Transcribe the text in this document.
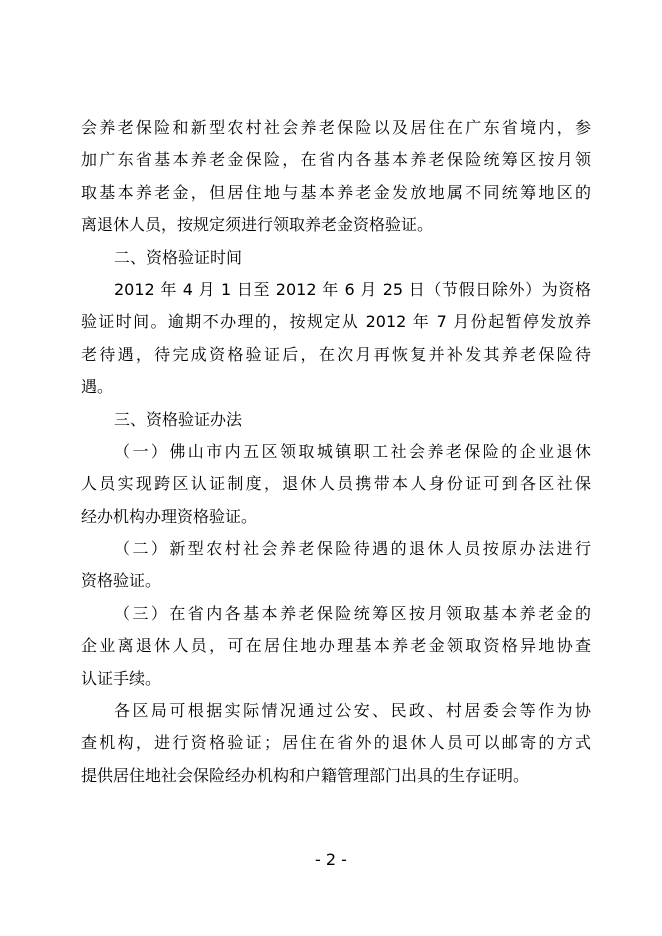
会养老保险和新型农村社会养老保险以及居住在广东省境内，参
加广东省基本养老金保险，在省内各基本养老保险统筹区按月领
取基本养老金，但居住地与基本养老金发放地属不同统筹地区的
离退休人员，按规定须进行领取养老金资格验证。
二、资格验证时间
2012 年 4 月 1 日至 2012 年 6 月 25 日（节假日除外）为资格
验证时间。逾期不办理的，按规定从 2012 年 7 月份起暂停发放养
老待遇，待完成资格验证后，在次月再恢复并补发其养老保险待
遇。
三、资格验证办法
（一）佛山市内五区领取城镇职工社会养老保险的企业退休
人员实现跨区认证制度，退休人员携带本人身份证可到各区社保
经办机构办理资格验证。
（二）新型农村社会养老保险待遇的退休人员按原办法进行
资格验证。
（三）在省内各基本养老保险统筹区按月领取基本养老金的
企业离退休人员，可在居住地办理基本养老金领取资格异地协查
认证手续。
各区局可根据实际情况通过公安、民政、村居委会等作为协
查机构，进行资格验证；居住在省外的退休人员可以邮寄的方式
提供居住地社会保险经办机构和户籍管理部门出具的生存证明。
- 2 -
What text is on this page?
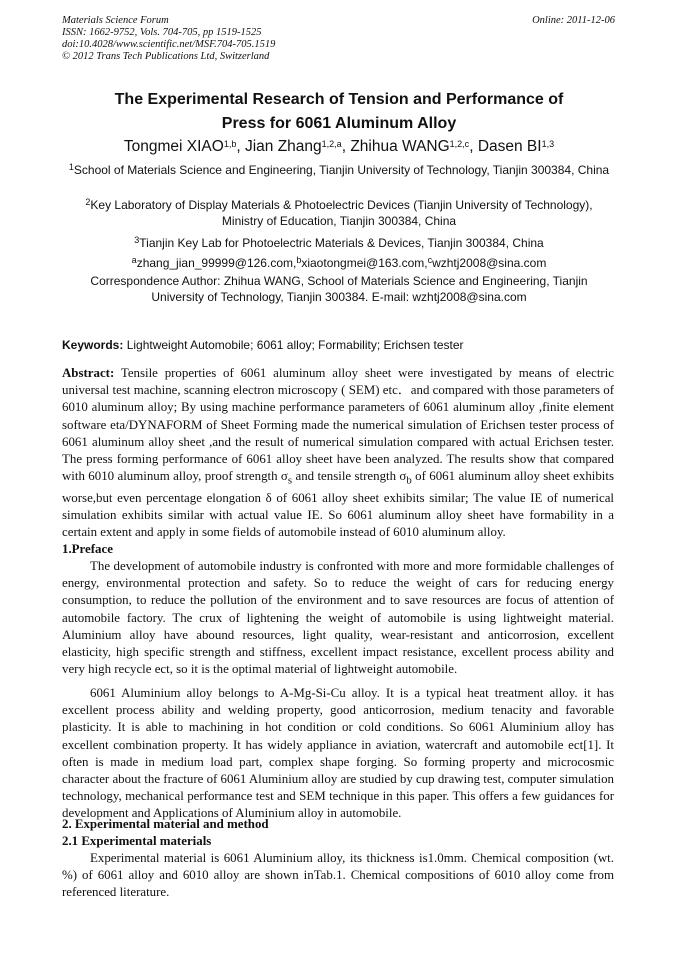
Materials Science Forum
ISSN: 1662-9752, Vols. 704-705, pp 1519-1525
doi:10.4028/www.scientific.net/MSF.704-705.1519
© 2012 Trans Tech Publications Ltd, Switzerland
Online: 2011-12-06
The Experimental Research of Tension and Performance of
Press for 6061 Aluminum Alloy
Tongmei XIAO$^{1,b}$, Jian Zhang$^{1,2,a}$, Zhihua WANG$^{1,2,c}$, Dasen BI$^{1,3}$
$^1$School of Materials Science and Engineering, Tianjin University of Technology, Tianjin 300384, China
$^2$Key Laboratory of Display Materials & Photoelectric Devices (Tianjin University of Technology), Ministry of Education, Tianjin 300384, China
$^3$Tianjin Key Lab for Photoelectric Materials & Devices, Tianjin 300384, China
$^a$zhang_jian_99999@126.com,$^b$xiaotongmei@163.com,$^c$wzhtj2008@sina.com
Correspondence Author: Zhihua WANG, School of Materials Science and Engineering, Tianjin University of Technology, Tianjin 300384. E-mail: wzhtj2008@sina.com
Keywords: Lightweight Automobile; 6061 alloy; Formability; Erichsen tester
Abstract: Tensile properties of 6061 aluminum alloy sheet were investigated by means of electric universal test machine, scanning electron microscopy ( SEM) etc．and compared with those parameters of 6010 aluminum alloy; By using machine performance parameters of 6061 aluminum alloy ,finite element software eta/DYNAFORM of Sheet Forming made the numerical simulation of Erichsen tester process of 6061 aluminum alloy sheet ,and the result of numerical simulation compared with actual Erichsen tester. The press forming performance of 6061 alloy sheet have been analyzed. The results show that compared with 6010 aluminum alloy, proof strength $\sigma_s$ and tensile strength $\sigma_b$ of 6061 aluminum alloy sheet exhibits worse,but even percentage elongation δ of 6061 alloy sheet exhibits similar; The value IE of numerical simulation exhibits similar with actual value IE. So 6061 aluminum alloy sheet have formability in a certain extent and apply in some fields of automobile instead of 6010 aluminum alloy.
1.Preface
The development of automobile industry is confronted with more and more formidable challenges of energy, environmental protection and safety. So to reduce the weight of cars for reducing energy consumption, to reduce the pollution of the environment and to save resources are focus of attention of automobile factory. The crux of lightening the weight of automobile is using lightweight material. Aluminium alloy have abound resources, light quality, wear-resistant and anticorrosion, excellent elasticity, high specific strength and stiffness, excellent impact resistance, excellent process ability and very high recycle ect, so it is the optimal material of lightweight automobile.
6061 Aluminium alloy belongs to A-Mg-Si-Cu alloy. It is a typical heat treatment alloy. it has excellent process ability and welding property, good anticorrosion, medium tenacity and favorable plasticity. It is able to machining in hot condition or cold conditions. So 6061 Aluminium alloy has excellent combination property. It has widely appliance in aviation, watercraft and automobile ect[1]. It often is made in medium load part, complex shape forging. So forming property and microcosmic character about the fracture of 6061 Aluminium alloy are studied by cup drawing test, computer simulation technology, mechanical performance test and SEM technique in this paper. This offers a few guidances for development and Applications of Aluminium alloy in automobile.
2. Experimental material and method
2.1 Experimental materials
Experimental material is 6061 Aluminium alloy, its thickness is1.0mm. Chemical composition (wt. %) of 6061 alloy and 6010 alloy are shown inTab.1. Chemical compositions of 6010 alloy come from referenced literature.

Exercise goal. Every line above should be repeated exactly; pictures stay out of the copy.

Exercise response.
Transcribe the text in this document.
会养老保险和新型农村社会养老保险以及居住在广东省境内，参
加广东省基本养老金保险，在省内各基本养老保险统筹区按月领
取基本养老金，但居住地与基本养老金发放地属不同统筹地区的
离退休人员，按规定须进行领取养老金资格验证。
二、资格验证时间
2012 年 4 月 1 日至 2012 年 6 月 25 日（节假日除外）为资格
验证时间。逾期不办理的，按规定从 2012 年 7 月份起暂停发放养
老待遇，待完成资格验证后，在次月再恢复并补发其养老保险待
遇。
三、资格验证办法
（一）佛山市内五区领取城镇职工社会养老保险的企业退休
人员实现跨区认证制度，退休人员携带本人身份证可到各区社保
经办机构办理资格验证。
（二）新型农村社会养老保险待遇的退休人员按原办法进行
资格验证。
（三）在省内各基本养老保险统筹区按月领取基本养老金的
企业离退休人员，可在居住地办理基本养老金领取资格异地协查
认证手续。
各区局可根据实际情况通过公安、民政、村居委会等作为协
查机构，进行资格验证；居住在省外的退休人员可以邮寄的方式
提供居住地社会保险经办机构和户籍管理部门出具的生存证明。
- 2 -
What text is on this page?
Materials Science Forum
ISSN: 1662-9752, Vols. 704-705, pp 1519-1525
doi:10.4028/www.scientific.net/MSF.704-705.1519
© 2012 Trans Tech Publications Ltd, Switzerland
Online: 2011-12-06
The Experimental Research of Tension and Performance of
Press for 6061 Aluminum Alloy
Tongmei XIAO$^{1,b}$, Jian Zhang$^{1,2,a}$, Zhihua WANG$^{1,2,c}$, Dasen BI$^{1,3}$
$^1$School of Materials Science and Engineering, Tianjin University of Technology, Tianjin 300384, China
$^2$Key Laboratory of Display Materials & Photoelectric Devices (Tianjin University of Technology), Ministry of Education, Tianjin 300384, China
$^3$Tianjin Key Lab for Photoelectric Materials & Devices, Tianjin 300384, China
$^a$zhang_jian_99999@126.com,$^b$xiaotongmei@163.com,$^c$wzhtj2008@sina.com
Correspondence Author: Zhihua WANG, School of Materials Science and Engineering, Tianjin University of Technology, Tianjin 300384. E-mail: wzhtj2008@sina.com
Keywords: Lightweight Automobile; 6061 alloy; Formability; Erichsen tester
Abstract: Tensile properties of 6061 aluminum alloy sheet were investigated by means of electric universal test machine, scanning electron microscopy ( SEM) etc．and compared with those parameters of 6010 aluminum alloy; By using machine performance parameters of 6061 aluminum alloy ,finite element software eta/DYNAFORM of Sheet Forming made the numerical simulation of Erichsen tester process of 6061 aluminum alloy sheet ,and the result of numerical simulation compared with actual Erichsen tester. The press forming performance of 6061 alloy sheet have been analyzed. The results show that compared with 6010 aluminum alloy, proof strength $\sigma_s$ and tensile strength $\sigma_b$ of 6061 aluminum alloy sheet exhibits worse,but even percentage elongation δ of 6061 alloy sheet exhibits similar; The value IE of numerical simulation exhibits similar with actual value IE. So 6061 aluminum alloy sheet have formability in a certain extent and apply in some fields of automobile instead of 6010 aluminum alloy.
1.Preface
The development of automobile industry is confronted with more and more formidable challenges of energy, environmental protection and safety. So to reduce the weight of cars for reducing energy consumption, to reduce the pollution of the environment and to save resources are focus of attention of automobile factory. The crux of lightening the weight of automobile is using lightweight material. Aluminium alloy have abound resources, light quality, wear-resistant and anticorrosion, excellent elasticity, high specific strength and stiffness, excellent impact resistance, excellent process ability and very high recycle ect, so it is the optimal material of lightweight automobile.
6061 Aluminium alloy belongs to A-Mg-Si-Cu alloy. It is a typical heat treatment alloy. it has excellent process ability and welding property, good anticorrosion, medium tenacity and favorable plasticity. It is able to machining in hot condition or cold conditions. So 6061 Aluminium alloy has excellent combination property. It has widely appliance in aviation, watercraft and automobile ect[1]. It often is made in medium load part, complex shape forging. So forming property and microcosmic character about the fracture of 6061 Aluminium alloy are studied by cup drawing test, computer simulation technology, mechanical performance test and SEM technique in this paper. This offers a few guidances for development and Applications of Aluminium alloy in automobile.
2. Experimental material and method
2.1 Experimental materials
Experimental material is 6061 Aluminium alloy, its thickness is1.0mm. Chemical composition (wt. %) of 6061 alloy and 6010 alloy are shown inTab.1. Chemical compositions of 6010 alloy come from referenced literature.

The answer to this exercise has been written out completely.